> Quoted text:

--- Begin ---

The rules of standing in the Israeli Supreme Court are, according to McGill University law professor Irwin Kotler, the most liberal "of any parliamentary democracy in the world." Anyone who feels aggrieved by any government action can secure a hearing in the Israeli Supreme Court.
In particular, the Court has had no trouble finding standing for parties concerned with protecting the ``sensitivities" of others. The Court, for instance, once entered a preliminary injunction against building an Israeli army headquarters on land where Iraqi soldiers slain in 1948 were buried. The petitioners argued that the building would heighten international Arab animosity to Israel. The Court found no problem with petitioner’s standing to raise the issue of inchoate Arab sensitivities around the world.

--- End ---

> Goals:
[1] Using the passage on the Israeli Supreme Court, answer each question:
(a) Who is cited as calling the Court's rules of standing the most liberal of any parliamentary democracy?
(b) What building did the Court enter a preliminary injunction against?
(c) What did the petitioners argue the building would do?
[2] Say whether each statement agrees with the passage on the Israeli Supreme Court. Answer yes or no, and quote the words that decide it.
(a) The Court refused to grant the petitioners standing in the army headquarters case.
(b) Anyone aggrieved by a government action can get a hearing in the Israeli Supreme Court.
(c) The soldiers buried on the land were Egyptian.
The lines further down have nothing to do with the passage on the Israeli Supreme Court.

> Information supplied:
--- Begin ---

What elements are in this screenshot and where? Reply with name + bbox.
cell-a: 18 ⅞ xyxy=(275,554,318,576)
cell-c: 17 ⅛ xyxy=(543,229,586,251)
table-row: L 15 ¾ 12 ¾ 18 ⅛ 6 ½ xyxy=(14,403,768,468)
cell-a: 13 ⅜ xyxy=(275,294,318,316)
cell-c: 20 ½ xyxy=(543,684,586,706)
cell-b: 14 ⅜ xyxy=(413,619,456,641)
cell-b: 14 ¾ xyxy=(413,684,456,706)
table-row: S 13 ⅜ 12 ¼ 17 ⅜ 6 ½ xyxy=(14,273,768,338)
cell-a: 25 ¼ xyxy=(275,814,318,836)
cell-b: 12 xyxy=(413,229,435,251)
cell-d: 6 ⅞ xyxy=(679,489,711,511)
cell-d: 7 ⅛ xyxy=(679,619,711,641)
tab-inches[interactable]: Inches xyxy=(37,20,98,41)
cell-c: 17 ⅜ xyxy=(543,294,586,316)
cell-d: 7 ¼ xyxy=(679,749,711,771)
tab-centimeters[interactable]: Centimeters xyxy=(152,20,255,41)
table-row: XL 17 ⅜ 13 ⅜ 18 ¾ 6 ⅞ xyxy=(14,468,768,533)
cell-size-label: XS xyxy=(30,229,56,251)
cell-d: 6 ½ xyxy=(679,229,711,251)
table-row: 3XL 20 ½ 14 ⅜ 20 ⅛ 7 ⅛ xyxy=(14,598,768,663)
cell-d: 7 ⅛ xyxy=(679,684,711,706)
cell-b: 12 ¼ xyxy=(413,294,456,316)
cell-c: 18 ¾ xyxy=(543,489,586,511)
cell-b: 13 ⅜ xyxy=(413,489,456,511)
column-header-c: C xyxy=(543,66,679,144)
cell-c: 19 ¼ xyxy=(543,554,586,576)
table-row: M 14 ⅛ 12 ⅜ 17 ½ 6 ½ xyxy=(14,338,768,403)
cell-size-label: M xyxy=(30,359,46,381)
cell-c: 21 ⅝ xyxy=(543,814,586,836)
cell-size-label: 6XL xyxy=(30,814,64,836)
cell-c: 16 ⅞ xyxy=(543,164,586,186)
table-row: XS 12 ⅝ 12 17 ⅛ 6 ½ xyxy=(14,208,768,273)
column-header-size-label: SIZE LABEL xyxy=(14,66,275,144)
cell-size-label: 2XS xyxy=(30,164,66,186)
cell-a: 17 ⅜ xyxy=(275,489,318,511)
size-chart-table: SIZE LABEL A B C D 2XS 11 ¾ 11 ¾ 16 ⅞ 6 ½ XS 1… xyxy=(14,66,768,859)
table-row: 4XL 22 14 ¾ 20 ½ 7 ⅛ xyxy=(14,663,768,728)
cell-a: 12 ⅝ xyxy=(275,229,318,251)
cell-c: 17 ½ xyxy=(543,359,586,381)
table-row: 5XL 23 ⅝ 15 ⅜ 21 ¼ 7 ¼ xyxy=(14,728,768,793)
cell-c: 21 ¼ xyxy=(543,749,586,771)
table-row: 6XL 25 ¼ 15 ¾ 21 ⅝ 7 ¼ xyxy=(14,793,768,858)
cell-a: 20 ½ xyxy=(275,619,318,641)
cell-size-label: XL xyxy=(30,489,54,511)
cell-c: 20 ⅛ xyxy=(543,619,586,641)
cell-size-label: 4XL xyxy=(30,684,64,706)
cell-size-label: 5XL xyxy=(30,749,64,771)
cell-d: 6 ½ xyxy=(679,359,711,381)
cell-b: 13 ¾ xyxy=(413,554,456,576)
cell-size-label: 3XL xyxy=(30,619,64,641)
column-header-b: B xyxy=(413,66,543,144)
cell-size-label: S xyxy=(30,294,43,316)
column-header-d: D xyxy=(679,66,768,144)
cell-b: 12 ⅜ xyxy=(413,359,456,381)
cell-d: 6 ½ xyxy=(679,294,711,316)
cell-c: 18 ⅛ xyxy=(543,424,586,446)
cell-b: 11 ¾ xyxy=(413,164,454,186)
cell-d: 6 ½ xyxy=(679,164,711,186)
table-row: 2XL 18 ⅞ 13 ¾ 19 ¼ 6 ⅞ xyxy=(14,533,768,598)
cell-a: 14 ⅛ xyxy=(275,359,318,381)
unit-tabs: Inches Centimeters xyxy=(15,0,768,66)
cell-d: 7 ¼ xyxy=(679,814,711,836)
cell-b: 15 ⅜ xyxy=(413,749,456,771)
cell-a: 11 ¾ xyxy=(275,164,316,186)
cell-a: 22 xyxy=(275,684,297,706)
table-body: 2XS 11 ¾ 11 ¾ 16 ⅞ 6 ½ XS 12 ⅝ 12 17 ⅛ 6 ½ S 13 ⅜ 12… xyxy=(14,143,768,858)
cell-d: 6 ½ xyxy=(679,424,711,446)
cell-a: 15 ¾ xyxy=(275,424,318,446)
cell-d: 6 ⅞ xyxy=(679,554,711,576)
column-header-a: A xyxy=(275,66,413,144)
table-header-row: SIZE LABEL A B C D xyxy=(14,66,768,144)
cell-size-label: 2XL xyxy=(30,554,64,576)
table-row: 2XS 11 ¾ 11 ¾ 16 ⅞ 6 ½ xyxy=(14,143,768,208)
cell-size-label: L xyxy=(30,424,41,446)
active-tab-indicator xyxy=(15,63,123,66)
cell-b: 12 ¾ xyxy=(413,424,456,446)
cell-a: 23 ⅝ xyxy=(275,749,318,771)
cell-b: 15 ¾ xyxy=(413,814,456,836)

--- End ---
--- Begin ---

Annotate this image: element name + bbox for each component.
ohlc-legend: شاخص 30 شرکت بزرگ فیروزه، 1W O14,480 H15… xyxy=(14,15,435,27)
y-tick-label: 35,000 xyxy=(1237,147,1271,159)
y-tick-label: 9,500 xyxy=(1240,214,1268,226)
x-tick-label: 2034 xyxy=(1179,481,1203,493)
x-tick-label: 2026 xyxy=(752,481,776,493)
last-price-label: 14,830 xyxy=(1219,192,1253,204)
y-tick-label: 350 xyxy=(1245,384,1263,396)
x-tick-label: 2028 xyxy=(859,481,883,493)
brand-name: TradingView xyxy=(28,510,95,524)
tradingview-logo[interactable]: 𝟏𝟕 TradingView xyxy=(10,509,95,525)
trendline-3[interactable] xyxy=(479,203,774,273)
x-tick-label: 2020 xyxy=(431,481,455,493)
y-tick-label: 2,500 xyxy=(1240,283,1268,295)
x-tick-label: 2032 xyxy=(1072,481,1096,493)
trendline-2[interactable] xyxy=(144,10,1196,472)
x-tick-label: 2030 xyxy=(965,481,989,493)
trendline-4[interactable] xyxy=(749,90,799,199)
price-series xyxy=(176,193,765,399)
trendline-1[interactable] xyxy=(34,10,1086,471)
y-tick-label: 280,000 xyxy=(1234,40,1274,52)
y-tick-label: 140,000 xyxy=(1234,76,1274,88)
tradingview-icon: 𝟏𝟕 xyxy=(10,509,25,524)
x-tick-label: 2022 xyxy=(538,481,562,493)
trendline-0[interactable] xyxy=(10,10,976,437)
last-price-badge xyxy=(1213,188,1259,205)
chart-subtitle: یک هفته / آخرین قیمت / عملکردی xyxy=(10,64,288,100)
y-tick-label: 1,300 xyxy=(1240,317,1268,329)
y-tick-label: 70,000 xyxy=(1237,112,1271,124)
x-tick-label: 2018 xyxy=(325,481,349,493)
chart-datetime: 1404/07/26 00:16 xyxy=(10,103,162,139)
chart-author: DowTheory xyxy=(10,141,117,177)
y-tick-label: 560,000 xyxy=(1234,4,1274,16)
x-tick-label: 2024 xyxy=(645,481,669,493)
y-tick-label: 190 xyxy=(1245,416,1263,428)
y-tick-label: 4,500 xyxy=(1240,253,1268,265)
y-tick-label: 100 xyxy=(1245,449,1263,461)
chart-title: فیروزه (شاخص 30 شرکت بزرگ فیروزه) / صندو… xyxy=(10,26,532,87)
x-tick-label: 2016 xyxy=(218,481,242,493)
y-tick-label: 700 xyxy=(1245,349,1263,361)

--- End ---

> Task results:
[1]
(a) McGill University law professor Irwin Kotler
(b) An Israeli army headquarters on land where Iraqi soldiers slain in 1948 were buried
(c) Heighten international Arab animosity to Israel

[2]
(a) No: "The Court found no problem with petitioner’s standing"
(b) Yes: "Anyone who feels aggrieved by any government action can secure a hearing in the Israeli Supreme Court."
(c) No: "Iraqi soldiers slain in 1948"